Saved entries
-=-=-=-=-

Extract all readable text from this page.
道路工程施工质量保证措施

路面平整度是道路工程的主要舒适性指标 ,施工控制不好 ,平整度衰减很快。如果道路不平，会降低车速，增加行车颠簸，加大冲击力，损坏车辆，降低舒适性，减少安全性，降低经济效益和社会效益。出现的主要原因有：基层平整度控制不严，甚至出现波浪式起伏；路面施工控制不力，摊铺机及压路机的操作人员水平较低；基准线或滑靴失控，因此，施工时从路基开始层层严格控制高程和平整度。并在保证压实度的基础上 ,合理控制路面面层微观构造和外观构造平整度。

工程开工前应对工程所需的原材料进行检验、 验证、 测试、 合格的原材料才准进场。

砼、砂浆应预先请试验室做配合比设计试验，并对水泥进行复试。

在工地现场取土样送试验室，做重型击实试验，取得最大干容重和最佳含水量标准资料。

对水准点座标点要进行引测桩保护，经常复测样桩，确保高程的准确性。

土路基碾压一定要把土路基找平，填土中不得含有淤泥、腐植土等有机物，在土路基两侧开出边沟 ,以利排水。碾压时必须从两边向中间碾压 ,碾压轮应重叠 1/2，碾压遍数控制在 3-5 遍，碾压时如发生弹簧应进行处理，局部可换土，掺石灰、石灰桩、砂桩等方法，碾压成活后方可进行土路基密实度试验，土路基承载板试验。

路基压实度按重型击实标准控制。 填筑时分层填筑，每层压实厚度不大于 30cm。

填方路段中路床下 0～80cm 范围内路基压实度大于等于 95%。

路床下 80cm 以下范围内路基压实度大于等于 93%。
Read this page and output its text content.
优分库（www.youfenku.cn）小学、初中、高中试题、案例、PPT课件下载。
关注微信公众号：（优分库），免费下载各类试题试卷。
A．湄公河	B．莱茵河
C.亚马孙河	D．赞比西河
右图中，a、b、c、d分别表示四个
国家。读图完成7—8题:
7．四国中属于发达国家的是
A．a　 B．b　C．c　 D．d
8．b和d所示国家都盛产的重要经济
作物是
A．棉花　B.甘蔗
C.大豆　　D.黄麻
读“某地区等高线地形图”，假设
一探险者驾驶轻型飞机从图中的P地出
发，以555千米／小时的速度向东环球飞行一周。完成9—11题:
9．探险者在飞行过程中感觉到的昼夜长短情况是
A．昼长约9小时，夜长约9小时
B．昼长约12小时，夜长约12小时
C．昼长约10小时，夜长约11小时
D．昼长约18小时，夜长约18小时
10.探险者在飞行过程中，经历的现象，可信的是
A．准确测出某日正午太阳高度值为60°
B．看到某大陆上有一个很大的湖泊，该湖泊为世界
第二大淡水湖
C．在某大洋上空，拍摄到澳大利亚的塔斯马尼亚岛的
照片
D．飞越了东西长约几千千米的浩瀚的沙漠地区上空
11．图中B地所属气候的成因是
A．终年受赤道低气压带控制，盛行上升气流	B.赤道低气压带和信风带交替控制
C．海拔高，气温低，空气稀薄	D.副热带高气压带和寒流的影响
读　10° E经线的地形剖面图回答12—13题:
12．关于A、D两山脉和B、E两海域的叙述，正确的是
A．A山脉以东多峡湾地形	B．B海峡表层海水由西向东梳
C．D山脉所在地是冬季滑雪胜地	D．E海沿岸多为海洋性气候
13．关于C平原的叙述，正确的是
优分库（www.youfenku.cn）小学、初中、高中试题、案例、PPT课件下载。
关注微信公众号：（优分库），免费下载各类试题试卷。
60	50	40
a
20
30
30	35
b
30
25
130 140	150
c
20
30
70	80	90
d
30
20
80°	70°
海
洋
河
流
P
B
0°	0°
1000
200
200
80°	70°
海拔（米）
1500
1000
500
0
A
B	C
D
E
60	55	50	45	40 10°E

-=-=-=-=-

Your task is to quote all of the data word for word.

◆ **TASK SOLUTION**:
Extract all readable text from this page.
道路工程施工质量保证措施

路面平整度是道路工程的主要舒适性指标 ,施工控制不好 ,平整度衰减很快。如果道路不平，会降低车速，增加行车颠簸，加大冲击力，损坏车辆，降低舒适性，减少安全性，降低经济效益和社会效益。出现的主要原因有：基层平整度控制不严，甚至出现波浪式起伏；路面施工控制不力，摊铺机及压路机的操作人员水平较低；基准线或滑靴失控，因此，施工时从路基开始层层严格控制高程和平整度。并在保证压实度的基础上 ,合理控制路面面层微观构造和外观构造平整度。

工程开工前应对工程所需的原材料进行检验、 验证、 测试、 合格的原材料才准进场。

砼、砂浆应预先请试验室做配合比设计试验，并对水泥进行复试。

在工地现场取土样送试验室，做重型击实试验，取得最大干容重和最佳含水量标准资料。

对水准点座标点要进行引测桩保护，经常复测样桩，确保高程的准确性。

土路基碾压一定要把土路基找平，填土中不得含有淤泥、腐植土等有机物，在土路基两侧开出边沟 ,以利排水。碾压时必须从两边向中间碾压 ,碾压轮应重叠 1/2，碾压遍数控制在 3-5 遍，碾压时如发生弹簧应进行处理，局部可换土，掺石灰、石灰桩、砂桩等方法，碾压成活后方可进行土路基密实度试验，土路基承载板试验。

路基压实度按重型击实标准控制。 填筑时分层填筑，每层压实厚度不大于 30cm。

填方路段中路床下 0～80cm 范围内路基压实度大于等于 95%。

路床下 80cm 以下范围内路基压实度大于等于 93%。
Read this page and output its text content.
优分库（www.youfenku.cn）小学、初中、高中试题、案例、PPT课件下载。
关注微信公众号：（优分库），免费下载各类试题试卷。
A．湄公河	B．莱茵河
C.亚马孙河	D．赞比西河
右图中，a、b、c、d分别表示四个
国家。读图完成7—8题:
7．四国中属于发达国家的是
A．a　 B．b　C．c　 D．d
8．b和d所示国家都盛产的重要经济
作物是
A．棉花　B.甘蔗
C.大豆　　D.黄麻
读“某地区等高线地形图”，假设
一探险者驾驶轻型飞机从图中的P地出
发，以555千米／小时的速度向东环球飞行一周。完成9—11题:
9．探险者在飞行过程中感觉到的昼夜长短情况是
A．昼长约9小时，夜长约9小时
B．昼长约12小时，夜长约12小时
C．昼长约10小时，夜长约11小时
D．昼长约18小时，夜长约18小时
10.探险者在飞行过程中，经历的现象，可信的是
A．准确测出某日正午太阳高度值为60°
B．看到某大陆上有一个很大的湖泊，该湖泊为世界
第二大淡水湖
C．在某大洋上空，拍摄到澳大利亚的塔斯马尼亚岛的
照片
D．飞越了东西长约几千千米的浩瀚的沙漠地区上空
11．图中B地所属气候的成因是
A．终年受赤道低气压带控制，盛行上升气流	B.赤道低气压带和信风带交替控制
C．海拔高，气温低，空气稀薄	D.副热带高气压带和寒流的影响
读　10° E经线的地形剖面图回答12—13题:
12．关于A、D两山脉和B、E两海域的叙述，正确的是
A．A山脉以东多峡湾地形	B．B海峡表层海水由西向东梳
C．D山脉所在地是冬季滑雪胜地	D．E海沿岸多为海洋性气候
13．关于C平原的叙述，正确的是
优分库（www.youfenku.cn）小学、初中、高中试题、案例、PPT课件下载。
关注微信公众号：（优分库），免费下载各类试题试卷。
60	50	40
a
20
30
30	35
b
30
25
130 140	150
c
20
30
70	80	90
d
30
20
80°	70°
海
洋
河
流
P
B
0°	0°
1000
200
200
80°	70°
海拔（米）
1500
1000
500
0
A
B	C
D
E
60	55	50	45	40 10°E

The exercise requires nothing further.